Write out every line below that includes the word "individuals".

----

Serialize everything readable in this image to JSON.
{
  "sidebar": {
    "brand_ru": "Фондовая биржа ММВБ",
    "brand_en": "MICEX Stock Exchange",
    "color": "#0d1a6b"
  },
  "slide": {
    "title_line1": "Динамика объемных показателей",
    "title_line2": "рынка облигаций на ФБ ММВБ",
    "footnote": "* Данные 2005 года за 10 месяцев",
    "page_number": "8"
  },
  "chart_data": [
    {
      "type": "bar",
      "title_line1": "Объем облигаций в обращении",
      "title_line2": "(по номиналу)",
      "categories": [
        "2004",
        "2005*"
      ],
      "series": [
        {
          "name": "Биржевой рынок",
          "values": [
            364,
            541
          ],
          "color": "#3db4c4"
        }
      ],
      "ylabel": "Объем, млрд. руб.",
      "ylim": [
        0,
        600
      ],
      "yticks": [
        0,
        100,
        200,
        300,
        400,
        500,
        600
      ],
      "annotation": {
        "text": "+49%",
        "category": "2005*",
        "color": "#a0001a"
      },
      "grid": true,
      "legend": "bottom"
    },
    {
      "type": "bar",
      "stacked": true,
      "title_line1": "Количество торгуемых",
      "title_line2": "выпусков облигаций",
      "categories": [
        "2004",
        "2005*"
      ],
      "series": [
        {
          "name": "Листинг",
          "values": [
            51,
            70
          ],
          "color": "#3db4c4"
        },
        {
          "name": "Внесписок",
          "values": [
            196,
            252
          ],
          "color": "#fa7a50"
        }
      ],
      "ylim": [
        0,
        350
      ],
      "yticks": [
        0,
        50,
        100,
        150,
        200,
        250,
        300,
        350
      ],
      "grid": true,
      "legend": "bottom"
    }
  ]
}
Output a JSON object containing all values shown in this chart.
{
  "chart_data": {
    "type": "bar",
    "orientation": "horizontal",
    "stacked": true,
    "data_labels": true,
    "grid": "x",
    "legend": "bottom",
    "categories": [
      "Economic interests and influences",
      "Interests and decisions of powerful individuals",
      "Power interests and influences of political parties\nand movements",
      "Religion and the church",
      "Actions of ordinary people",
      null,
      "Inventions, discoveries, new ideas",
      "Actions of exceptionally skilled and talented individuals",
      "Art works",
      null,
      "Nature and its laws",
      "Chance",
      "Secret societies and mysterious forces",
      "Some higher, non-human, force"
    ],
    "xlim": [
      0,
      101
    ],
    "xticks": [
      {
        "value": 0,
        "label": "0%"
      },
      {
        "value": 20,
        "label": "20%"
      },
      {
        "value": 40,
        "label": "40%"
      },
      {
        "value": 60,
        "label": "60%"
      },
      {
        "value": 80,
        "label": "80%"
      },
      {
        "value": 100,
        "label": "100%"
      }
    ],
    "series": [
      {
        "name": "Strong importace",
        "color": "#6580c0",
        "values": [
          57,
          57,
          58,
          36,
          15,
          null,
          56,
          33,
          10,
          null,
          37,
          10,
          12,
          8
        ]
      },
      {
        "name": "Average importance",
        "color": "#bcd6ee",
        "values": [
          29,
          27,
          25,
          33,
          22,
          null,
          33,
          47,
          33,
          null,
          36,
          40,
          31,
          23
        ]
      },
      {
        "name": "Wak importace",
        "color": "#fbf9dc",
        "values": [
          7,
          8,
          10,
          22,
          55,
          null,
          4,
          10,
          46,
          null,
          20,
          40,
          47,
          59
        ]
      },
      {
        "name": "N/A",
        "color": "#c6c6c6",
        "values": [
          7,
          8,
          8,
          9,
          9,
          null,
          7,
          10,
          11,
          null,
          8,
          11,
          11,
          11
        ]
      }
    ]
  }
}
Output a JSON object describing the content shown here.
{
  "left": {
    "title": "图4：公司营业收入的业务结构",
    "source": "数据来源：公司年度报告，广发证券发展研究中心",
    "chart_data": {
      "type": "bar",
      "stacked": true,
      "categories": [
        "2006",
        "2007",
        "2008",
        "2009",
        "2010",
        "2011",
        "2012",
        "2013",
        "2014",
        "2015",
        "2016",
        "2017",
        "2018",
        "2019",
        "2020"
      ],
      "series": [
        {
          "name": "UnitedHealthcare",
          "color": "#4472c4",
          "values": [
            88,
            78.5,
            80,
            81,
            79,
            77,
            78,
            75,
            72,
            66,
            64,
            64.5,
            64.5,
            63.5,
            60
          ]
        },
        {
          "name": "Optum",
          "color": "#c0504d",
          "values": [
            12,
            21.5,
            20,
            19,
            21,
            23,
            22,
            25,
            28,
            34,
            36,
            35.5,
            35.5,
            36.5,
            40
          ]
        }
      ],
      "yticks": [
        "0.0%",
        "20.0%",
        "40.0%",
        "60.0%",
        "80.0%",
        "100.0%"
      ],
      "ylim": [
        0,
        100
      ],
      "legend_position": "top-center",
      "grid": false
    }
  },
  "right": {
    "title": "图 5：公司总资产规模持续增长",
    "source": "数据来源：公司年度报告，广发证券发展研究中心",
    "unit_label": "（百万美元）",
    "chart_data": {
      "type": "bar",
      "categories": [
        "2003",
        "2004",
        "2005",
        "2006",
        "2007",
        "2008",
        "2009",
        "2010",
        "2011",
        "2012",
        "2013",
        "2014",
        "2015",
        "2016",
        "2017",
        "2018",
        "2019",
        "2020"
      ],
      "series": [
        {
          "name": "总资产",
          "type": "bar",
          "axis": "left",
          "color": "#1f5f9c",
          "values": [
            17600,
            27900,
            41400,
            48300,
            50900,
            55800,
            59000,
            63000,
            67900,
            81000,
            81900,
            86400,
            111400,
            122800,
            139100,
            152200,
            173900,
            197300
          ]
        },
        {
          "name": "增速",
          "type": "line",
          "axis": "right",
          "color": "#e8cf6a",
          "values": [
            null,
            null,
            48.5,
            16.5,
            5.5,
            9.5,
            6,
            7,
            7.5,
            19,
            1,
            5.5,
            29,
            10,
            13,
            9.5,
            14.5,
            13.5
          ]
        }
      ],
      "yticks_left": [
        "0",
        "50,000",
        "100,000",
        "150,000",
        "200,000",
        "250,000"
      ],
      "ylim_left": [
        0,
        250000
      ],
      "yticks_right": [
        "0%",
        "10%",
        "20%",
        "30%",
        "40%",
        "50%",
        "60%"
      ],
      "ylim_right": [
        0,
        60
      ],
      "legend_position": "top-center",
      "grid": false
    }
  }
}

----

### Response to the exercise:
      "Interests and decisions of powerful individuals",
      "Actions of exceptionally skilled and talented individuals",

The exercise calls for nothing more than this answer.